[TASK DIRECTIONS] Copy out all the entries word for word.

[GIVEN RECORDS]
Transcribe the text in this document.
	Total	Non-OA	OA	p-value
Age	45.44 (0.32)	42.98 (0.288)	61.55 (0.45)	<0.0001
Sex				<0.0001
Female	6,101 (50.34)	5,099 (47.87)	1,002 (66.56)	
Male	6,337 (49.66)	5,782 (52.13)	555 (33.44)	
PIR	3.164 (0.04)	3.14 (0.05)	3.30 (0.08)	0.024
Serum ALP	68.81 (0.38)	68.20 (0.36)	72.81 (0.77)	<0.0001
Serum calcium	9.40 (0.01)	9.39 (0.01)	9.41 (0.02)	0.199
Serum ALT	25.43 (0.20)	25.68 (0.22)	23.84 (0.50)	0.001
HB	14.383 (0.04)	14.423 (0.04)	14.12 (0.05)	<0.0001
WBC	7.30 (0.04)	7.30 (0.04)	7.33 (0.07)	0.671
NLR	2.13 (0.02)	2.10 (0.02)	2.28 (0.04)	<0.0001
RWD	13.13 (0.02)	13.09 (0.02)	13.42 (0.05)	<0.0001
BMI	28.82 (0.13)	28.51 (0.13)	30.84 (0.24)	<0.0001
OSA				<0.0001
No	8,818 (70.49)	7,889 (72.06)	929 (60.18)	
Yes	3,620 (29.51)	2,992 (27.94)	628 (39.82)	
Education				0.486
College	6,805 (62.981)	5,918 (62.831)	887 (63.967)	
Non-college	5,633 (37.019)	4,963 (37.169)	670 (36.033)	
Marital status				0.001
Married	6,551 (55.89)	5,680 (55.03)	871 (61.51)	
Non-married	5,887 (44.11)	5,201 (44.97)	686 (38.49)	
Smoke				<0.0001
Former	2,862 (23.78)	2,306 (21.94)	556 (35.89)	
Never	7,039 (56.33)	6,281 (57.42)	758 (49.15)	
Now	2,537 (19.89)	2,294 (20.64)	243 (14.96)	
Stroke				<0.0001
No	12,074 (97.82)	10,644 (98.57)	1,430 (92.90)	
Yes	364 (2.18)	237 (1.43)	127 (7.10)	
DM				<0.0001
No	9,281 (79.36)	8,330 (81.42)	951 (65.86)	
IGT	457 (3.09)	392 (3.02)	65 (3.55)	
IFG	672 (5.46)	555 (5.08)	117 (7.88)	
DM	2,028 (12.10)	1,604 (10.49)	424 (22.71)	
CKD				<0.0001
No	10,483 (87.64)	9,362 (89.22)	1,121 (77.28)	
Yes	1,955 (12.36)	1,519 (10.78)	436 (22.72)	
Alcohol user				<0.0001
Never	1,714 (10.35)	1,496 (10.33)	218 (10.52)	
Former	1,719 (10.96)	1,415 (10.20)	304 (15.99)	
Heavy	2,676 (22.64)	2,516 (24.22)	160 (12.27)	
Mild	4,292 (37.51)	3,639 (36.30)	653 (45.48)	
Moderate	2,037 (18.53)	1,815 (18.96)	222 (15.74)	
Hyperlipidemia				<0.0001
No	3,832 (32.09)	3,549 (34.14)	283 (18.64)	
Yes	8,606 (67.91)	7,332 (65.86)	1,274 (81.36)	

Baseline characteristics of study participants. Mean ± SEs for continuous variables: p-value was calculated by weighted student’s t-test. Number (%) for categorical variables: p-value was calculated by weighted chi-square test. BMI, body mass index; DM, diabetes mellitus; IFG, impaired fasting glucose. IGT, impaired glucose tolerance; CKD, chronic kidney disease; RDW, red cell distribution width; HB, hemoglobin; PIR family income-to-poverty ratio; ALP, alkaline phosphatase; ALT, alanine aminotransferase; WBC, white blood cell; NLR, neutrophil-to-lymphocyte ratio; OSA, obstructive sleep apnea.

[EXERCISE RESPONSE]
Transcribe the text in this document.
	Total	Non-OA	OA	p-value
Age	45.44 (0.32)	42.98 (0.288)	61.55 (0.45)	<0.0001
Sex				<0.0001
Female	6,101 (50.34)	5,099 (47.87)	1,002 (66.56)	
Male	6,337 (49.66)	5,782 (52.13)	555 (33.44)	
PIR	3.164 (0.04)	3.14 (0.05)	3.30 (0.08)	0.024
Serum ALP	68.81 (0.38)	68.20 (0.36)	72.81 (0.77)	<0.0001
Serum calcium	9.40 (0.01)	9.39 (0.01)	9.41 (0.02)	0.199
Serum ALT	25.43 (0.20)	25.68 (0.22)	23.84 (0.50)	0.001
HB	14.383 (0.04)	14.423 (0.04)	14.12 (0.05)	<0.0001
WBC	7.30 (0.04)	7.30 (0.04)	7.33 (0.07)	0.671
NLR	2.13 (0.02)	2.10 (0.02)	2.28 (0.04)	<0.0001
RWD	13.13 (0.02)	13.09 (0.02)	13.42 (0.05)	<0.0001
BMI	28.82 (0.13)	28.51 (0.13)	30.84 (0.24)	<0.0001
OSA				<0.0001
No	8,818 (70.49)	7,889 (72.06)	929 (60.18)	
Yes	3,620 (29.51)	2,992 (27.94)	628 (39.82)	
Education				0.486
College	6,805 (62.981)	5,918 (62.831)	887 (63.967)	
Non-college	5,633 (37.019)	4,963 (37.169)	670 (36.033)	
Marital status				0.001
Married	6,551 (55.89)	5,680 (55.03)	871 (61.51)	
Non-married	5,887 (44.11)	5,201 (44.97)	686 (38.49)	
Smoke				<0.0001
Former	2,862 (23.78)	2,306 (21.94)	556 (35.89)	
Never	7,039 (56.33)	6,281 (57.42)	758 (49.15)	
Now	2,537 (19.89)	2,294 (20.64)	243 (14.96)	
Stroke				<0.0001
No	12,074 (97.82)	10,644 (98.57)	1,430 (92.90)	
Yes	364 (2.18)	237 (1.43)	127 (7.10)	
DM				<0.0001
No	9,281 (79.36)	8,330 (81.42)	951 (65.86)	
IGT	457 (3.09)	392 (3.02)	65 (3.55)	
IFG	672 (5.46)	555 (5.08)	117 (7.88)	
DM	2,028 (12.10)	1,604 (10.49)	424 (22.71)	
CKD				<0.0001
No	10,483 (87.64)	9,362 (89.22)	1,121 (77.28)	
Yes	1,955 (12.36)	1,519 (10.78)	436 (22.72)	
Alcohol user				<0.0001
Never	1,714 (10.35)	1,496 (10.33)	218 (10.52)	
Former	1,719 (10.96)	1,415 (10.20)	304 (15.99)	
Heavy	2,676 (22.64)	2,516 (24.22)	160 (12.27)	
Mild	4,292 (37.51)	3,639 (36.30)	653 (45.48)	
Moderate	2,037 (18.53)	1,815 (18.96)	222 (15.74)	
Hyperlipidemia				<0.0001
No	3,832 (32.09)	3,549 (34.14)	283 (18.64)	
Yes	8,606 (67.91)	7,332 (65.86)	1,274 (81.36)	

Baseline characteristics of study participants. Mean ± SEs for continuous variables: p-value was calculated by weighted student’s t-test. Number (%) for categorical variables: p-value was calculated by weighted chi-square test. BMI, body mass index; DM, diabetes mellitus; IFG, impaired fasting glucose. IGT, impaired glucose tolerance; CKD, chronic kidney disease; RDW, red cell distribution width; HB, hemoglobin; PIR family income-to-poverty ratio; ALP, alkaline phosphatase; ALT, alanine aminotransferase; WBC, white blood cell; NLR, neutrophil-to-lymphocyte ratio; OSA, obstructive sleep apnea.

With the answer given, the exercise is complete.